### Task objective
Reproduce the items below, starting with the first line and going on through the line with "y0, x1, y1).", replacing "Localize" with "Locate" and changing nothing else. Leave the pictures out of your answer.

### Record excerpts
+++

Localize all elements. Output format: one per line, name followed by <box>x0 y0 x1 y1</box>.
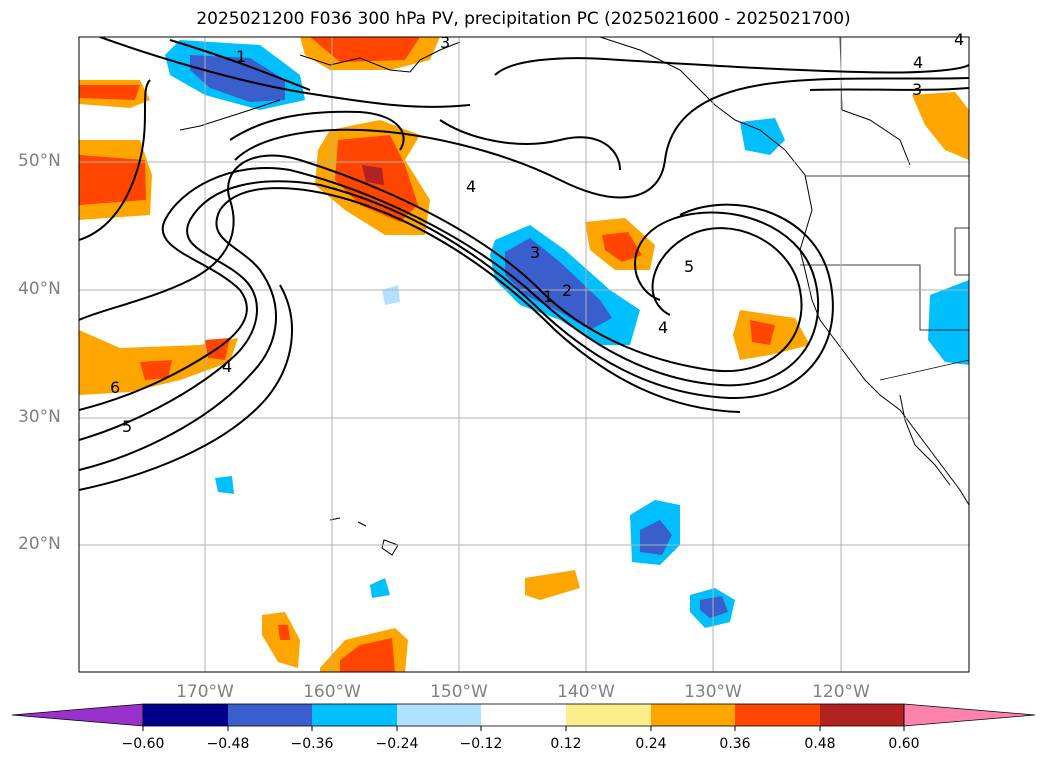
lat-label-50n: 50°N <box>18 151 61 171</box>
contour-label: 4 <box>913 53 923 72</box>
political-borders <box>800 37 969 381</box>
contour-label: 3 <box>912 80 922 99</box>
colorbar-tick-label: −0.24 <box>375 736 419 752</box>
lon-label-120w: 120°W <box>812 682 870 702</box>
lon-label-140w: 140°W <box>557 682 615 702</box>
contour-label: 1 <box>236 47 246 66</box>
contour-label: 4 <box>466 177 476 196</box>
colorbar-tick-label: 0.12 <box>550 736 582 752</box>
colorbar <box>11 703 1036 731</box>
pv-contours <box>79 37 969 491</box>
contour-label: 3 <box>530 243 540 262</box>
lat-label-30n: 30°N <box>18 407 61 427</box>
contour-label: 5 <box>122 417 132 436</box>
contour-label: 1 <box>543 287 553 306</box>
colorbar-tick-label: 0.24 <box>635 736 667 752</box>
precip-positive-areas <box>79 37 969 672</box>
contour-label: 4 <box>222 357 232 376</box>
lon-label-170w: 170°W <box>176 682 234 702</box>
contour-label: 3 <box>440 33 450 52</box>
colorbar-tick-label: 0.48 <box>804 736 836 752</box>
contour-label-group: 1 3 4 3 4 4 3 1 2 5 4 4 6 5 <box>110 30 964 436</box>
gridlines <box>79 37 969 672</box>
contour-label: 4 <box>658 318 668 337</box>
lon-label-150w: 150°W <box>430 682 488 702</box>
colorbar-tick-label: 0.60 <box>888 736 920 752</box>
colorbar-tick-label: −0.36 <box>290 736 334 752</box>
map-frame <box>78 36 970 673</box>
map-title: 2025021200 F036 300 hPa PV, precipitatio… <box>196 9 851 29</box>
contour-label: 2 <box>562 281 572 300</box>
colorbar-tick-label: −0.48 <box>206 736 250 752</box>
colorbar-tick-label: −0.60 <box>121 736 165 752</box>
colorbar-tick-label: 0.36 <box>719 736 751 752</box>
lon-label-160w: 160°W <box>303 682 361 702</box>
lon-label-130w: 130°W <box>684 682 742 702</box>
colorbar-tick-label: −0.12 <box>459 736 503 752</box>
precip-negative-areas <box>165 40 969 628</box>
lat-label-40n: 40°N <box>18 279 61 299</box>
coastlines <box>179 37 969 556</box>
contour-label: 6 <box>110 378 120 397</box>
contour-label: 5 <box>684 257 694 276</box>
lat-label-20n: 20°N <box>18 534 61 554</box>
contour-label: 4 <box>954 30 964 49</box>
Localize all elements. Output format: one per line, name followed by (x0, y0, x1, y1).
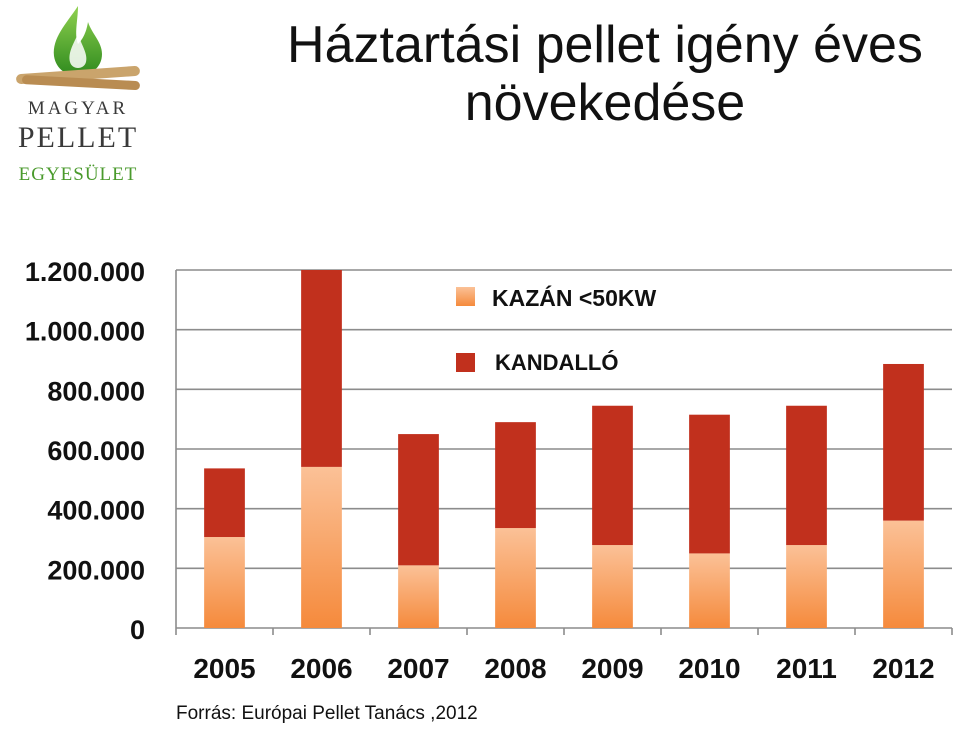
bar-kandallo-2012 (883, 363, 924, 521)
bar-kandallo-2009 (592, 405, 633, 546)
y-tick-label: 0 (130, 615, 145, 645)
x-tick-label: 2009 (581, 653, 643, 684)
x-tick-label: 2012 (872, 653, 934, 684)
bar-kazan-2006 (301, 466, 342, 628)
legend-label-kazan: KAZÁN <50KW (492, 284, 657, 311)
bar-kandallo-2010 (689, 414, 730, 554)
y-tick-label: 800.000 (47, 376, 145, 406)
bar-kazan-2010 (689, 553, 730, 628)
x-tick-label: 2005 (193, 653, 255, 684)
logo-line-egyesulet: EGYESÜLET (18, 164, 138, 185)
bar-kazan-2007 (398, 565, 439, 628)
x-tick-label: 2006 (290, 653, 352, 684)
page-title: Háztartási pellet igény éves növekedése (287, 16, 923, 132)
y-tick-label: 600.000 (47, 436, 145, 466)
y-tick-label: 1.200.000 (25, 257, 145, 287)
bar-kazan-2011 (786, 545, 827, 628)
source-note: Forrás: Európai Pellet Tanács ,2012 (176, 703, 478, 724)
x-tick-label: 2011 (776, 653, 837, 684)
legend-swatch-kandallo (456, 353, 475, 372)
legend-label-kandallo: KANDALLÓ (495, 350, 618, 375)
legend-swatch-kazan (456, 287, 475, 306)
y-tick-label: 1.000.000 (25, 317, 145, 347)
logo-line-pellet: PELLET (17, 121, 139, 154)
y-tick-label: 200.000 (47, 555, 145, 585)
x-tick-label: 2010 (678, 653, 740, 684)
bar-kandallo-2011 (786, 405, 827, 546)
bar-kazan-2008 (495, 528, 536, 628)
x-tick-label: 2008 (484, 653, 546, 684)
flame-leaf-icon (16, 6, 140, 91)
bar-kazan-2005 (204, 537, 245, 628)
bar-kazan-2009 (592, 545, 633, 628)
y-tick-label: 400.000 (47, 496, 145, 526)
bar-kazan-2012 (883, 520, 924, 628)
logo: MAGYAR PELLET EGYESÜLET (8, 4, 148, 189)
x-tick-label: 2007 (387, 653, 449, 684)
logo-line-magyar: MAGYAR (27, 98, 129, 119)
bar-kandallo-2005 (204, 468, 245, 538)
bar-kandallo-2008 (495, 422, 536, 529)
bar-kandallo-2006 (301, 270, 342, 467)
bar-kandallo-2007 (398, 434, 439, 566)
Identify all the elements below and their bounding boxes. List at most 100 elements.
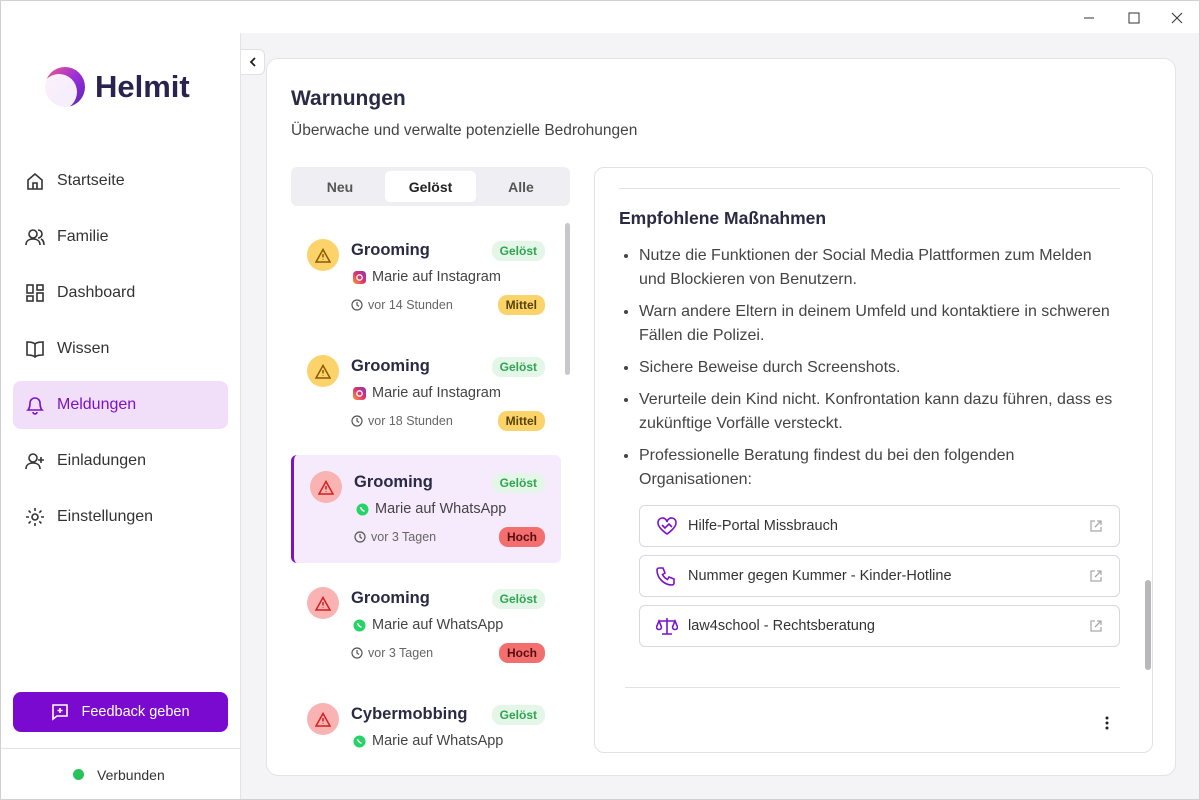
nav-label: Startseite	[57, 172, 125, 189]
recommendation: Professionelle Beratung findest du bei d…	[639, 444, 1119, 492]
collapse-button[interactable]	[241, 49, 265, 75]
alert-source: Marie auf Instagram	[353, 385, 501, 401]
tab-active[interactable]: Gelöst	[385, 171, 476, 202]
severity-badge: Hoch	[499, 527, 545, 547]
card: Warnungen Überwache und verwalte potenzi…	[266, 58, 1176, 776]
link-label: Nummer gegen Kummer - Kinder-Hotline	[688, 568, 952, 584]
alert-title: Cybermobbing	[351, 705, 468, 723]
alert-title: Grooming	[354, 473, 433, 491]
recommendations: Nutze die Funktionen der Social Media Pl…	[619, 244, 1119, 500]
brand: Helmit	[95, 69, 190, 104]
nav-label: Wissen	[57, 340, 110, 357]
feedback-button[interactable]: Feedback geben	[13, 692, 228, 732]
alert-time: vor 3 Tagen	[351, 646, 433, 660]
tab[interactable]: Neu	[326, 178, 354, 195]
platform-icon	[353, 735, 366, 748]
alert-source: Marie auf WhatsApp	[353, 733, 503, 749]
alert-time: vor 18 Stunden	[351, 414, 453, 428]
source-label: Marie auf WhatsApp	[375, 501, 507, 517]
status-badge: Gelöst	[491, 705, 545, 725]
alert-item[interactable]: Grooming Gelöst Marie auf WhatsApp vor 3 Ta…	[291, 455, 561, 563]
nav-label: Einladungen	[57, 452, 146, 469]
button-label: Feedback geben	[81, 704, 190, 720]
details-panel: Empfohlene Maßnahmen Nutze die Funktione…	[594, 167, 1153, 753]
nav-label: Familie	[57, 228, 109, 245]
scrollbar	[565, 223, 570, 375]
platform-icon	[353, 619, 366, 632]
platform-icon	[353, 386, 366, 400]
recommendation: Sichere Beweise durch Screenshots.	[639, 356, 1119, 380]
clock-icon	[354, 531, 366, 543]
window-controls[interactable]	[1081, 9, 1191, 27]
status-badge: Gelöst	[491, 473, 545, 493]
nav-item[interactable]: Startseite	[13, 157, 228, 205]
recommendation: Warn andere Eltern in deinem Umfeld und …	[639, 300, 1119, 348]
link-label: Hilfe-Portal Missbrauch	[688, 518, 838, 534]
alert-item[interactable]: Grooming Gelöst Marie auf Instagram vor 14 …	[291, 223, 561, 331]
alert-title: Grooming	[351, 589, 430, 607]
nav-label: Einstellungen	[57, 508, 154, 525]
alert-title: Grooming	[351, 241, 430, 259]
page-title: Warnungen	[291, 87, 406, 110]
clock-icon	[351, 415, 363, 427]
platform-icon	[353, 270, 366, 284]
link-label: law4school - Rechtsberatung	[688, 618, 875, 634]
alert-time: vor 3 Tagen	[354, 530, 436, 544]
nav-item[interactable]: Familie	[13, 213, 228, 261]
alert-title: Grooming	[351, 357, 430, 375]
tabs: Neu Gelöst Alle	[291, 167, 570, 206]
sidebar: Helmit Startseite Familie Dashboard Wiss…	[1, 33, 241, 799]
recommendation: Nutze die Funktionen der Social Media Pl…	[639, 244, 1119, 292]
more-menu[interactable]	[1101, 715, 1113, 731]
org-link[interactable]: Nummer gegen Kummer - Kinder-Hotline	[639, 555, 1120, 597]
nav-item[interactable]: Einstellungen	[13, 493, 228, 541]
time-label: vor 14 Stunden	[368, 298, 453, 312]
severity-badge: Hoch	[499, 643, 545, 663]
alert-list: Grooming Gelöst Marie auf Instagram vor 14 …	[291, 223, 572, 777]
nav-item[interactable]: Wissen	[13, 325, 228, 373]
severity-icon	[310, 471, 342, 503]
scrollbar	[1145, 580, 1151, 670]
alert-item[interactable]: Grooming Gelöst Marie auf WhatsApp vor 3 Ta…	[291, 571, 561, 679]
source-label: Marie auf Instagram	[372, 385, 501, 401]
nav-label: Dashboard	[57, 284, 136, 301]
severity-icon	[307, 239, 339, 271]
status-dot	[73, 769, 84, 780]
time-label: vor 18 Stunden	[368, 414, 453, 428]
clock-icon	[351, 647, 363, 659]
severity-icon	[307, 355, 339, 387]
tab[interactable]: Alle	[508, 178, 534, 195]
main: Warnungen Überwache und verwalte potenzi…	[241, 33, 1199, 799]
source-label: Marie auf WhatsApp	[372, 733, 504, 749]
org-link[interactable]: Hilfe-Portal Missbrauch	[639, 505, 1120, 547]
severity-icon	[307, 587, 339, 619]
alert-item[interactable]: Grooming Gelöst Marie auf Instagram vor 18 …	[291, 339, 561, 447]
divider	[1, 748, 240, 749]
nav-item[interactable]: Dashboard	[13, 269, 228, 317]
platform-icon	[356, 503, 369, 516]
time-label: vor 3 Tagen	[368, 646, 434, 660]
status-badge: Gelöst	[491, 357, 545, 377]
status-badge: Gelöst	[491, 589, 545, 609]
recommendation: Verurteile dein Kind nicht. Konfrontatio…	[639, 388, 1119, 436]
clock-icon	[351, 299, 363, 311]
divider	[625, 687, 1120, 688]
source-label: Marie auf Instagram	[372, 269, 501, 285]
time-label: vor 3 Tagen	[371, 530, 437, 544]
alert-item[interactable]: Cybermobbing Gelöst Marie auf WhatsApp	[291, 687, 561, 777]
nav-label: Meldungen	[57, 396, 137, 413]
severity-badge: Mittel	[497, 411, 545, 431]
alert-source: Marie auf WhatsApp	[356, 501, 506, 517]
nav-item[interactable]: Meldungen	[13, 381, 228, 429]
status-badge: Gelöst	[491, 241, 545, 261]
section-heading: Empfohlene Maßnahmen	[619, 208, 827, 228]
nav-item[interactable]: Einladungen	[13, 437, 228, 485]
alert-source: Marie auf Instagram	[353, 269, 501, 285]
severity-icon	[307, 703, 339, 735]
org-link[interactable]: law4school - Rechtsberatung	[639, 605, 1120, 647]
source-label: Marie auf WhatsApp	[372, 617, 504, 633]
logo	[41, 67, 85, 109]
severity-badge: Mittel	[497, 295, 545, 315]
page-subtitle: Überwache und verwalte potenzielle Bedro…	[291, 122, 638, 139]
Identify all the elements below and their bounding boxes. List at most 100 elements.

+++

### Solution to the exercise
Locate all elements. Output format: one per line, name followed by <box>x0 y0 x1 y1</box>.
lat-label-50n: 50°N <box>18 151 61 171</box>
contour-label: 4 <box>913 53 923 72</box>
political-borders <box>800 37 969 381</box>
contour-label: 3 <box>912 80 922 99</box>
colorbar-tick-label: −0.24 <box>375 736 419 752</box>
lon-label-120w: 120°W <box>812 682 870 702</box>
lon-label-140w: 140°W <box>557 682 615 702</box>
contour-label: 1 <box>236 47 246 66</box>
contour-label: 4 <box>466 177 476 196</box>
colorbar-tick-label: 0.12 <box>550 736 582 752</box>
colorbar <box>11 703 1036 731</box>
pv-contours <box>79 37 969 491</box>
contour-label: 3 <box>530 243 540 262</box>
lat-label-30n: 30°N <box>18 407 61 427</box>
contour-label: 5 <box>122 417 132 436</box>
contour-label: 1 <box>543 287 553 306</box>
colorbar-tick-label: 0.24 <box>635 736 667 752</box>
precip-positive-areas <box>79 37 969 672</box>
contour-label: 4 <box>222 357 232 376</box>
lon-label-170w: 170°W <box>176 682 234 702</box>
contour-label: 3 <box>440 33 450 52</box>
colorbar-tick-label: 0.48 <box>804 736 836 752</box>
contour-label-group: 1 3 4 3 4 4 3 1 2 5 4 4 6 5 <box>110 30 964 436</box>
gridlines <box>79 37 969 672</box>
contour-label: 4 <box>658 318 668 337</box>
lon-label-150w: 150°W <box>430 682 488 702</box>
colorbar-tick-label: 0.60 <box>888 736 920 752</box>
colorbar-tick-label: −0.36 <box>290 736 334 752</box>
map-frame <box>78 36 970 673</box>
map-title: 2025021200 F036 300 hPa PV, precipitatio… <box>196 9 851 29</box>
contour-label: 2 <box>562 281 572 300</box>
colorbar-tick-label: −0.48 <box>206 736 250 752</box>
colorbar-tick-label: −0.60 <box>121 736 165 752</box>
colorbar-tick-label: 0.36 <box>719 736 751 752</box>
lon-label-160w: 160°W <box>303 682 361 702</box>
lon-label-130w: 130°W <box>684 682 742 702</box>
colorbar-tick-label: −0.12 <box>459 736 503 752</box>
precip-negative-areas <box>165 40 969 628</box>
lat-label-40n: 40°N <box>18 279 61 299</box>
coastlines <box>179 37 969 556</box>
contour-label: 6 <box>110 378 120 397</box>
contour-label: 5 <box>684 257 694 276</box>
lat-label-20n: 20°N <box>18 534 61 554</box>
contour-label: 4 <box>954 30 964 49</box>
Locate all elements. Output format: one per line, name followed by (x0, y0, x1, y1).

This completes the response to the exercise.